Find the string "mean" and gather every line that holds it.

>> START Materials provided

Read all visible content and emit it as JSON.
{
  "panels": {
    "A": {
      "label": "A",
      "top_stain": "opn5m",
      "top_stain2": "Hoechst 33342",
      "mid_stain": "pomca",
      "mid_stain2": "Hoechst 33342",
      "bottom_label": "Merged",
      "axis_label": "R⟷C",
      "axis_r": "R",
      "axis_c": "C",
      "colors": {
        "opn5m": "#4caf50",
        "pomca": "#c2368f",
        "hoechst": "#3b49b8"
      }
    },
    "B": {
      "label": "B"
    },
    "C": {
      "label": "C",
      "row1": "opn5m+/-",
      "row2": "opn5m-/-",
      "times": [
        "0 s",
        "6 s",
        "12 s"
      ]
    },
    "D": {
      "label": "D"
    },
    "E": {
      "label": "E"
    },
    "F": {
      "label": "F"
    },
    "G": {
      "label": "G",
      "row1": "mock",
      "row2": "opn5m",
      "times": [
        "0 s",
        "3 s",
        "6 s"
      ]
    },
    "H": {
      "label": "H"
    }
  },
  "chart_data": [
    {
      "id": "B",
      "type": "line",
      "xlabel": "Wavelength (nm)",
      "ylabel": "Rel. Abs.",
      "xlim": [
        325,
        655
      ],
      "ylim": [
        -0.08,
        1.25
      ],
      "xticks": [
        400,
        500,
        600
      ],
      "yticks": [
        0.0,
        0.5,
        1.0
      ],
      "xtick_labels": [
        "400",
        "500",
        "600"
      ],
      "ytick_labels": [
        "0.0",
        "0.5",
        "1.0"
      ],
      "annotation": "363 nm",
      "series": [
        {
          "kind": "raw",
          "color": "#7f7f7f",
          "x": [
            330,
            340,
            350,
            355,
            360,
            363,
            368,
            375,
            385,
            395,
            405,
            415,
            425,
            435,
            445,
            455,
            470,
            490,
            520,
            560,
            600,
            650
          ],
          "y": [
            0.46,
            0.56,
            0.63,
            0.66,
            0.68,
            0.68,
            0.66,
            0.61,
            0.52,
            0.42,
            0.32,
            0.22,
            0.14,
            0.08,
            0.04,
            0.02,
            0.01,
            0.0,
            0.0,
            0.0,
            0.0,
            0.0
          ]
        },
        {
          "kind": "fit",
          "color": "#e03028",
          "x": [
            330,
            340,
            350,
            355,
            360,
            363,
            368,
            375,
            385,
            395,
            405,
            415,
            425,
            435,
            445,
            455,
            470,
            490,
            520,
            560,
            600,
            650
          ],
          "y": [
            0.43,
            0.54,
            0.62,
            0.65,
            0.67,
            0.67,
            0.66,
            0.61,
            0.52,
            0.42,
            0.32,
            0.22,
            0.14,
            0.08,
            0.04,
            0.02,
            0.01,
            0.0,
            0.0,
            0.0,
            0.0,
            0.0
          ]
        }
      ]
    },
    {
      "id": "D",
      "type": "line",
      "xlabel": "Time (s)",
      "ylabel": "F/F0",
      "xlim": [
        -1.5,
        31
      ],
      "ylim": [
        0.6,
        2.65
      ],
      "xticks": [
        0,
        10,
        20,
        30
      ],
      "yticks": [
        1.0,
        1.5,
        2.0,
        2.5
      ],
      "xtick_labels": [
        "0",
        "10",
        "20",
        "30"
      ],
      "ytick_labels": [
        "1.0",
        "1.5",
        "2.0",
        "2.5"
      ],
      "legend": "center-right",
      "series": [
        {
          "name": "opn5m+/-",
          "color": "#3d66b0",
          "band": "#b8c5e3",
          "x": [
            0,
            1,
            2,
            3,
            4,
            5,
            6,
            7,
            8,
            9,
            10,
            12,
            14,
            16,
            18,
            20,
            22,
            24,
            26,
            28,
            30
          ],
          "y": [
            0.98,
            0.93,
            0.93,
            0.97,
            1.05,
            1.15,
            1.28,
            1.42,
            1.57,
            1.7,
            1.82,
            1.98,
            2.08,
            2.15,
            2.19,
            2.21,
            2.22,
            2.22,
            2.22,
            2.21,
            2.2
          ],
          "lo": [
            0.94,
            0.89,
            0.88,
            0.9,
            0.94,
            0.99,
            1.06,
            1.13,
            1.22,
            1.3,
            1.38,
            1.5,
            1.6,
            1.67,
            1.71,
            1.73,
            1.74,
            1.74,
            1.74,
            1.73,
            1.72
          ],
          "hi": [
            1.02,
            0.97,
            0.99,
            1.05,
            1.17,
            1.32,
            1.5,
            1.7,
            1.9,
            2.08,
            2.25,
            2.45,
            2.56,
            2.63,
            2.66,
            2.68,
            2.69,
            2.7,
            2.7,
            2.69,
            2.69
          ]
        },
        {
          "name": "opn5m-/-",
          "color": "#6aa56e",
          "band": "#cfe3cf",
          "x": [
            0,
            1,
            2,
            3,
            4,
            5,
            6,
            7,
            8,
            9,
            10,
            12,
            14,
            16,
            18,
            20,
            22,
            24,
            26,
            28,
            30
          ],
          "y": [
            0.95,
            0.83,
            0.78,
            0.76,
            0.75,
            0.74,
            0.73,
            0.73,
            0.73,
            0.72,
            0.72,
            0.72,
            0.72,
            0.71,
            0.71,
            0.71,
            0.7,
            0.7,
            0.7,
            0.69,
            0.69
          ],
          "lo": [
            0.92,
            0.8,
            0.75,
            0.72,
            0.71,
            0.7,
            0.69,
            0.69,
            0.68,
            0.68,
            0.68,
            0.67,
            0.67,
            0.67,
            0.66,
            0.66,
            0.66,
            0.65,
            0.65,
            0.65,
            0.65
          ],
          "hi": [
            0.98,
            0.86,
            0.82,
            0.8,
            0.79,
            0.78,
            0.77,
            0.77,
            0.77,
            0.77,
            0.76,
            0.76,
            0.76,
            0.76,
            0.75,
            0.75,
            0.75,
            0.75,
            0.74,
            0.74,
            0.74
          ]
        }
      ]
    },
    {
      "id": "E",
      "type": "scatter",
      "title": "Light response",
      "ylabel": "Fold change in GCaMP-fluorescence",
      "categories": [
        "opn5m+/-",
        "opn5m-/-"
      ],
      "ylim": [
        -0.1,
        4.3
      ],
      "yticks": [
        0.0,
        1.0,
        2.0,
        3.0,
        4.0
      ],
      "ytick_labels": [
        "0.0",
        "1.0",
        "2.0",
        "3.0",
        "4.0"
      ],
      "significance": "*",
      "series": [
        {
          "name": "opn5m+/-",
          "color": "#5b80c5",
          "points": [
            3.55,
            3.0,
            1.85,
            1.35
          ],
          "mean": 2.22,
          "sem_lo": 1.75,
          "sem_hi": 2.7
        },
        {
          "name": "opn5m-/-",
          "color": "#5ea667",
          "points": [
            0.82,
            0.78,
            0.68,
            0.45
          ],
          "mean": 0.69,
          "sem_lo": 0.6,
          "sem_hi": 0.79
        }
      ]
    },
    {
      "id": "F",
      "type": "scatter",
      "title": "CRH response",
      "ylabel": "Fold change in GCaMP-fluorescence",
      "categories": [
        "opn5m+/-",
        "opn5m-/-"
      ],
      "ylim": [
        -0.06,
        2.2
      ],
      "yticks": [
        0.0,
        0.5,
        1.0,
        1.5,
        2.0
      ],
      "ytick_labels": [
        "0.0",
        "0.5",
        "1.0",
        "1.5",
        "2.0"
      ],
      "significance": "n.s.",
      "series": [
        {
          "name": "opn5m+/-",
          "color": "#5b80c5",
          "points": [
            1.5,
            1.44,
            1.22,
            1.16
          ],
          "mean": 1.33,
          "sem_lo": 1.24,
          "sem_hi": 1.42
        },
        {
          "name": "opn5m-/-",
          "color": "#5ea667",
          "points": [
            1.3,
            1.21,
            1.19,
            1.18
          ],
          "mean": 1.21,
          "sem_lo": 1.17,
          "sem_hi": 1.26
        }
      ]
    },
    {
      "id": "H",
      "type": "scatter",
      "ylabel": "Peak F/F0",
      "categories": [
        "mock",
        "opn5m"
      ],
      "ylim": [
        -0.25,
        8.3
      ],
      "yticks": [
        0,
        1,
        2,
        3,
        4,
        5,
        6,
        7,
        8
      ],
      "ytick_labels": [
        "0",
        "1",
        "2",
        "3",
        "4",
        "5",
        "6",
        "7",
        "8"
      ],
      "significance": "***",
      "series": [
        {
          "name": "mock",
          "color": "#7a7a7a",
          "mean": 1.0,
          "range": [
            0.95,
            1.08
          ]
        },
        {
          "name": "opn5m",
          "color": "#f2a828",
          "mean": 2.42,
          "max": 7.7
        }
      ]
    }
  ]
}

>> END Materials provided

Task answer:
          "mean": 2.22,
          "mean": 0.69,
          "mean": 1.33,
          "mean": 1.21,
          "mean": 1.0,
          "mean": 2.42,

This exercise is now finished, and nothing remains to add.